GIVEN PROBLEM:
Give the number of lines in the records below that include "this". Reply with that number alone.

++++++++++++++++++++

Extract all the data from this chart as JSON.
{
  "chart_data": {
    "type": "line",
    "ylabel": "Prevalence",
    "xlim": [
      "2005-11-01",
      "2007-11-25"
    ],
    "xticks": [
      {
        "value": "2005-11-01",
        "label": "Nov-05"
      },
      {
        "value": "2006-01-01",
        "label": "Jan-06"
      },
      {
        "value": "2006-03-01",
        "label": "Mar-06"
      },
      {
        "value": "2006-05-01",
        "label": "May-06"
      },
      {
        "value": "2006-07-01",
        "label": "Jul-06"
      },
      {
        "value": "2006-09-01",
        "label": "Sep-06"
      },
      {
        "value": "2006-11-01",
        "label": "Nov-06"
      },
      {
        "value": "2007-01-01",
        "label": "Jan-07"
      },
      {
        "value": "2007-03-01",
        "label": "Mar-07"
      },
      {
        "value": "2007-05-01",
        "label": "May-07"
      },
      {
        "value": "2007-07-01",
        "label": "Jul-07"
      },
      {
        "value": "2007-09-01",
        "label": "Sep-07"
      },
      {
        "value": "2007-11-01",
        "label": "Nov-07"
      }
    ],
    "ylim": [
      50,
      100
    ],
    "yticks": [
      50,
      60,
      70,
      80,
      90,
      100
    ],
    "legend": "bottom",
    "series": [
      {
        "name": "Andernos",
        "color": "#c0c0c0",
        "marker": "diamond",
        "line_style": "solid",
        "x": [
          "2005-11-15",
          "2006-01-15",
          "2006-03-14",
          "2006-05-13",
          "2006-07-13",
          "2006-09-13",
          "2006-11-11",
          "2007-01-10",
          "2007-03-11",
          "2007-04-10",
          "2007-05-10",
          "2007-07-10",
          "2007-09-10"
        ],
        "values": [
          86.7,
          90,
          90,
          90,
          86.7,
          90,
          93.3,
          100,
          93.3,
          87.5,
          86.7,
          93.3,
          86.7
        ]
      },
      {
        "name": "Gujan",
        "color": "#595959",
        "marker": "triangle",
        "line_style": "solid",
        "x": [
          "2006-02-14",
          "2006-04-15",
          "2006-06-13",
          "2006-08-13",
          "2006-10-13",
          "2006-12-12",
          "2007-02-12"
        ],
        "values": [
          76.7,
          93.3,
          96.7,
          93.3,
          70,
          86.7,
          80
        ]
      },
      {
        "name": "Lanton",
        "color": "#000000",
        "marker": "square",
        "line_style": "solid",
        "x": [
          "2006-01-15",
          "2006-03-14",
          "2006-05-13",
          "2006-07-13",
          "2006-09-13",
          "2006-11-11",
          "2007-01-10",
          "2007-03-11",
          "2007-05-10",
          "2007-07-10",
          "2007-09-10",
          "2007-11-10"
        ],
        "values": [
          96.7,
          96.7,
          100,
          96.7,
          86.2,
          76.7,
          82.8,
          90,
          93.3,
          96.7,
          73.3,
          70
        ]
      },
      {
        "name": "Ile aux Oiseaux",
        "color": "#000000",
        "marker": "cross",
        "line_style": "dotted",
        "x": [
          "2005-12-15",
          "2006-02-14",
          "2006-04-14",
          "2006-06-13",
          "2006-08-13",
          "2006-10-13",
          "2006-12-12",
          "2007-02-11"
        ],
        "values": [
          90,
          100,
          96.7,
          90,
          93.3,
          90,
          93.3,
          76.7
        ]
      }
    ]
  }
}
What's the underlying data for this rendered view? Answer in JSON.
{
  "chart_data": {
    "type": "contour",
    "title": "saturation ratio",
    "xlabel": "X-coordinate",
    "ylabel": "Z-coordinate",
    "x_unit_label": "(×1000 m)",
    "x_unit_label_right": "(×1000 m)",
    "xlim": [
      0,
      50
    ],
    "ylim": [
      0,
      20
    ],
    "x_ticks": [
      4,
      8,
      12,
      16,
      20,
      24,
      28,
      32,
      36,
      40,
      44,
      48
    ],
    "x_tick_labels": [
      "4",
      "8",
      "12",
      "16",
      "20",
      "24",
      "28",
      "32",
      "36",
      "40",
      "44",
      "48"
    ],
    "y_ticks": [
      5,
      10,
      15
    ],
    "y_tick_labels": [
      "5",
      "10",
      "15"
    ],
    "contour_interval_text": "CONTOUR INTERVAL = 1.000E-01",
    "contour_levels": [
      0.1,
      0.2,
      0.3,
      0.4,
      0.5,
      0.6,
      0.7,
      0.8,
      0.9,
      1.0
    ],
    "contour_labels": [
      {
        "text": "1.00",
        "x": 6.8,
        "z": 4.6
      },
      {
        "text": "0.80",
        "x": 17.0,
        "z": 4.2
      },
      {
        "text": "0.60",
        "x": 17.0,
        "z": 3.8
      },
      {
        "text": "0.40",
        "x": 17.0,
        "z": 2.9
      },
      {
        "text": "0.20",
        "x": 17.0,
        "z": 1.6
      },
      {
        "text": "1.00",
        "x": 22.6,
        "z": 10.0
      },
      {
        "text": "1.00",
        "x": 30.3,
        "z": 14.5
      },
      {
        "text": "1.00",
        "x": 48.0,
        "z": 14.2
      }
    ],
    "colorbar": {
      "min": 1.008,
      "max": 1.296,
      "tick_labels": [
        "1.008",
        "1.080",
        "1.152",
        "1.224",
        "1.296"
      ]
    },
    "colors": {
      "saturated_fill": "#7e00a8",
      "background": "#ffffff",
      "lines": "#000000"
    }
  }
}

++++++++++++++++++++

CORRECT RESPONSE:
2